■ **INSTRUCTIONS FOR THE TASK**:
Every entry needs to be reproduced exactly.
********
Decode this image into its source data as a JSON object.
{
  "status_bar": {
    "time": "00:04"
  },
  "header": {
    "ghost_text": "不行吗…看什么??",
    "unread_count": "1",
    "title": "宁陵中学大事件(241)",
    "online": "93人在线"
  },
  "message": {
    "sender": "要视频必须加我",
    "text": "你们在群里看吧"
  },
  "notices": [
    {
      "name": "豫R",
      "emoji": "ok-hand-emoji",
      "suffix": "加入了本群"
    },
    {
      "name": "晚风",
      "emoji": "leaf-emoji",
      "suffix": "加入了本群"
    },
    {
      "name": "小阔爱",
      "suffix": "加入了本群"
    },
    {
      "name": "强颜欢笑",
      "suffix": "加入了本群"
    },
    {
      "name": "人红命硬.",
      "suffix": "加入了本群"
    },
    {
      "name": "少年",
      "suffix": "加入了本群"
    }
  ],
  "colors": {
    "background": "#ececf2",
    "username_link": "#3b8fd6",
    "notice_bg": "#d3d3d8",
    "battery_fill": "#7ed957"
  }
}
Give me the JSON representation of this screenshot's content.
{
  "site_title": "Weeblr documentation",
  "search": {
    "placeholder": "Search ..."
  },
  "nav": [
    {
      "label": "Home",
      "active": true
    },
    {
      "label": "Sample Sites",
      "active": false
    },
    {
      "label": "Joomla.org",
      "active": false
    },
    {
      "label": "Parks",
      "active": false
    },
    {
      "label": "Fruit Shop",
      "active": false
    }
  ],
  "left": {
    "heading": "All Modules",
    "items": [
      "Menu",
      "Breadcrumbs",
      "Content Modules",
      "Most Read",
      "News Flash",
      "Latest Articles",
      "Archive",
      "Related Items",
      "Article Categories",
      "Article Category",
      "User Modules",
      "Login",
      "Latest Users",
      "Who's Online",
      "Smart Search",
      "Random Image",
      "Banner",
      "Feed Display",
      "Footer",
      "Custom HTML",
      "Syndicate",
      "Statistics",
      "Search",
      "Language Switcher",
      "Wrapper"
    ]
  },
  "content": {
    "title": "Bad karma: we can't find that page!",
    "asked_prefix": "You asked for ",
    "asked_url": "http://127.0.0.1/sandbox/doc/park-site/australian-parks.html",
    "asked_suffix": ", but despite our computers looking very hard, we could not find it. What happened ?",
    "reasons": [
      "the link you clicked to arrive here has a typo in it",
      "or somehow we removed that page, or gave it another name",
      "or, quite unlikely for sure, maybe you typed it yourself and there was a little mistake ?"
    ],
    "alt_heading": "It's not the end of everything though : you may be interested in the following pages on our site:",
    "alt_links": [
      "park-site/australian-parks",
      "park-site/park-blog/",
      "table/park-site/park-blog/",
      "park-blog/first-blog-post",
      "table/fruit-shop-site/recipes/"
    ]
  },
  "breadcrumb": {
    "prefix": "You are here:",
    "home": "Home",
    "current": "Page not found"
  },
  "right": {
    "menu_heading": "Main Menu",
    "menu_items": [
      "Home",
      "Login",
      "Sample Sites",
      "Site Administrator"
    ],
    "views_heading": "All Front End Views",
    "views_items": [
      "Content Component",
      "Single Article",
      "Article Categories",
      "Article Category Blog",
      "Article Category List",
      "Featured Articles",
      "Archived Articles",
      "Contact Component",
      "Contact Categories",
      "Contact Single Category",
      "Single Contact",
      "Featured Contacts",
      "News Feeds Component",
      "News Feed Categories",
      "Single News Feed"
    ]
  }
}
********
■ **EXERCISE OUTPUT**:
Decode this image into its source data as a JSON object.
{
  "status_bar": {
    "time": "00:04"
  },
  "header": {
    "ghost_text": "不行吗…看什么??",
    "unread_count": "1",
    "title": "宁陵中学大事件(241)",
    "online": "93人在线"
  },
  "message": {
    "sender": "要视频必须加我",
    "text": "你们在群里看吧"
  },
  "notices": [
    {
      "name": "豫R",
      "emoji": "ok-hand-emoji",
      "suffix": "加入了本群"
    },
    {
      "name": "晚风",
      "emoji": "leaf-emoji",
      "suffix": "加入了本群"
    },
    {
      "name": "小阔爱",
      "suffix": "加入了本群"
    },
    {
      "name": "强颜欢笑",
      "suffix": "加入了本群"
    },
    {
      "name": "人红命硬.",
      "suffix": "加入了本群"
    },
    {
      "name": "少年",
      "suffix": "加入了本群"
    }
  ],
  "colors": {
    "background": "#ececf2",
    "username_link": "#3b8fd6",
    "notice_bg": "#d3d3d8",
    "battery_fill": "#7ed957"
  }
}
Give me the JSON representation of this screenshot's content.
{
  "site_title": "Weeblr documentation",
  "search": {
    "placeholder": "Search ..."
  },
  "nav": [
    {
      "label": "Home",
      "active": true
    },
    {
      "label": "Sample Sites",
      "active": false
    },
    {
      "label": "Joomla.org",
      "active": false
    },
    {
      "label": "Parks",
      "active": false
    },
    {
      "label": "Fruit Shop",
      "active": false
    }
  ],
  "left": {
    "heading": "All Modules",
    "items": [
      "Menu",
      "Breadcrumbs",
      "Content Modules",
      "Most Read",
      "News Flash",
      "Latest Articles",
      "Archive",
      "Related Items",
      "Article Categories",
      "Article Category",
      "User Modules",
      "Login",
      "Latest Users",
      "Who's Online",
      "Smart Search",
      "Random Image",
      "Banner",
      "Feed Display",
      "Footer",
      "Custom HTML",
      "Syndicate",
      "Statistics",
      "Search",
      "Language Switcher",
      "Wrapper"
    ]
  },
  "content": {
    "title": "Bad karma: we can't find that page!",
    "asked_prefix": "You asked for ",
    "asked_url": "http://127.0.0.1/sandbox/doc/park-site/australian-parks.html",
    "asked_suffix": ", but despite our computers looking very hard, we could not find it. What happened ?",
    "reasons": [
      "the link you clicked to arrive here has a typo in it",
      "or somehow we removed that page, or gave it another name",
      "or, quite unlikely for sure, maybe you typed it yourself and there was a little mistake ?"
    ],
    "alt_heading": "It's not the end of everything though : you may be interested in the following pages on our site:",
    "alt_links": [
      "park-site/australian-parks",
      "park-site/park-blog/",
      "table/park-site/park-blog/",
      "park-blog/first-blog-post",
      "table/fruit-shop-site/recipes/"
    ]
  },
  "breadcrumb": {
    "prefix": "You are here:",
    "home": "Home",
    "current": "Page not found"
  },
  "right": {
    "menu_heading": "Main Menu",
    "menu_items": [
      "Home",
      "Login",
      "Sample Sites",
      "Site Administrator"
    ],
    "views_heading": "All Front End Views",
    "views_items": [
      "Content Component",
      "Single Article",
      "Article Categories",
      "Article Category Blog",
      "Article Category List",
      "Featured Articles",
      "Archived Articles",
      "Contact Component",
      "Contact Categories",
      "Contact Single Category",
      "Single Contact",
      "Featured Contacts",
      "News Feeds Component",
      "News Feed Categories",
      "Single News Feed"
    ]
  }
}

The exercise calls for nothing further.